*STATED PROBLEM:* The entries below are to be written out again without alteration.

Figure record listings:
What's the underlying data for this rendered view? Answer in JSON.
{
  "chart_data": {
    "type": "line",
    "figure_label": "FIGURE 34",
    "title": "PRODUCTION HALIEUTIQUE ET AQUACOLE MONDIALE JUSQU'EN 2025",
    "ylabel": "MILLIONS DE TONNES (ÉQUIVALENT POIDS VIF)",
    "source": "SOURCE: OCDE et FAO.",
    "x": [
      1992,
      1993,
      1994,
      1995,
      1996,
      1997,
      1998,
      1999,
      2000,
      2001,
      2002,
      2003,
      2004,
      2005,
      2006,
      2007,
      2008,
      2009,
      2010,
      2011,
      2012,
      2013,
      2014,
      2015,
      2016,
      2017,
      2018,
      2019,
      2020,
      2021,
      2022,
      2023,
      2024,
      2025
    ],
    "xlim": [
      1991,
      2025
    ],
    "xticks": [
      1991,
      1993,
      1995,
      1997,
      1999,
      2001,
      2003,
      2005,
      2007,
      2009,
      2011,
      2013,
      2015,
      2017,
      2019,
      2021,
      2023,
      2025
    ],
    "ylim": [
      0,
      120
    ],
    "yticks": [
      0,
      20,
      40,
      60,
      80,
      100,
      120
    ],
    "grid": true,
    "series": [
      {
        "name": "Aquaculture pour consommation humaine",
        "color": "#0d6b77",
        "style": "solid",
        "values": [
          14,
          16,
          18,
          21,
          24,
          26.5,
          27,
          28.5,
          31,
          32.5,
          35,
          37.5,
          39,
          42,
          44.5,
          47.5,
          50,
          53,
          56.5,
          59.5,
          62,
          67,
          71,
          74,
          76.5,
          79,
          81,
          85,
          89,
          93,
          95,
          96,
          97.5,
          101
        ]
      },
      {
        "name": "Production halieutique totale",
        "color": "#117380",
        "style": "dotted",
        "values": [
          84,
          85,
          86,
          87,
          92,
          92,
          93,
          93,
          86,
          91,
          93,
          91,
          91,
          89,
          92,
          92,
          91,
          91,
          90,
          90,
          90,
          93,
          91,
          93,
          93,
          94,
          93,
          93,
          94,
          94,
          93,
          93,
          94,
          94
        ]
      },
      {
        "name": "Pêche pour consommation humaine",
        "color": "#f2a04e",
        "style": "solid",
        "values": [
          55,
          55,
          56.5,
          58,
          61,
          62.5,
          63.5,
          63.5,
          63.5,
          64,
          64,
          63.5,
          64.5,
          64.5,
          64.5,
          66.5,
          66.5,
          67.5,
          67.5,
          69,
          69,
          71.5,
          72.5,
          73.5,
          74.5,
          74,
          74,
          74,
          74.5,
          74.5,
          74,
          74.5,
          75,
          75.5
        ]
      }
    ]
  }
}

*WORKED ANSWER:*
What's the underlying data for this rendered view? Answer in JSON.
{
  "chart_data": {
    "type": "line",
    "figure_label": "FIGURE 34",
    "title": "PRODUCTION HALIEUTIQUE ET AQUACOLE MONDIALE JUSQU'EN 2025",
    "ylabel": "MILLIONS DE TONNES (ÉQUIVALENT POIDS VIF)",
    "source": "SOURCE: OCDE et FAO.",
    "x": [
      1992,
      1993,
      1994,
      1995,
      1996,
      1997,
      1998,
      1999,
      2000,
      2001,
      2002,
      2003,
      2004,
      2005,
      2006,
      2007,
      2008,
      2009,
      2010,
      2011,
      2012,
      2013,
      2014,
      2015,
      2016,
      2017,
      2018,
      2019,
      2020,
      2021,
      2022,
      2023,
      2024,
      2025
    ],
    "xlim": [
      1991,
      2025
    ],
    "xticks": [
      1991,
      1993,
      1995,
      1997,
      1999,
      2001,
      2003,
      2005,
      2007,
      2009,
      2011,
      2013,
      2015,
      2017,
      2019,
      2021,
      2023,
      2025
    ],
    "ylim": [
      0,
      120
    ],
    "yticks": [
      0,
      20,
      40,
      60,
      80,
      100,
      120
    ],
    "grid": true,
    "series": [
      {
        "name": "Aquaculture pour consommation humaine",
        "color": "#0d6b77",
        "style": "solid",
        "values": [
          14,
          16,
          18,
          21,
          24,
          26.5,
          27,
          28.5,
          31,
          32.5,
          35,
          37.5,
          39,
          42,
          44.5,
          47.5,
          50,
          53,
          56.5,
          59.5,
          62,
          67,
          71,
          74,
          76.5,
          79,
          81,
          85,
          89,
          93,
          95,
          96,
          97.5,
          101
        ]
      },
      {
        "name": "Production halieutique totale",
        "color": "#117380",
        "style": "dotted",
        "values": [
          84,
          85,
          86,
          87,
          92,
          92,
          93,
          93,
          86,
          91,
          93,
          91,
          91,
          89,
          92,
          92,
          91,
          91,
          90,
          90,
          90,
          93,
          91,
          93,
          93,
          94,
          93,
          93,
          94,
          94,
          93,
          93,
          94,
          94
        ]
      },
      {
        "name": "Pêche pour consommation humaine",
        "color": "#f2a04e",
        "style": "solid",
        "values": [
          55,
          55,
          56.5,
          58,
          61,
          62.5,
          63.5,
          63.5,
          63.5,
          64,
          64,
          63.5,
          64.5,
          64.5,
          64.5,
          66.5,
          66.5,
          67.5,
          67.5,
          69,
          69,
          71.5,
          72.5,
          73.5,
          74.5,
          74,
          74,
          74,
          74.5,
          74.5,
          74,
          74.5,
          75,
          75.5
        ]
      }
    ]
  }
}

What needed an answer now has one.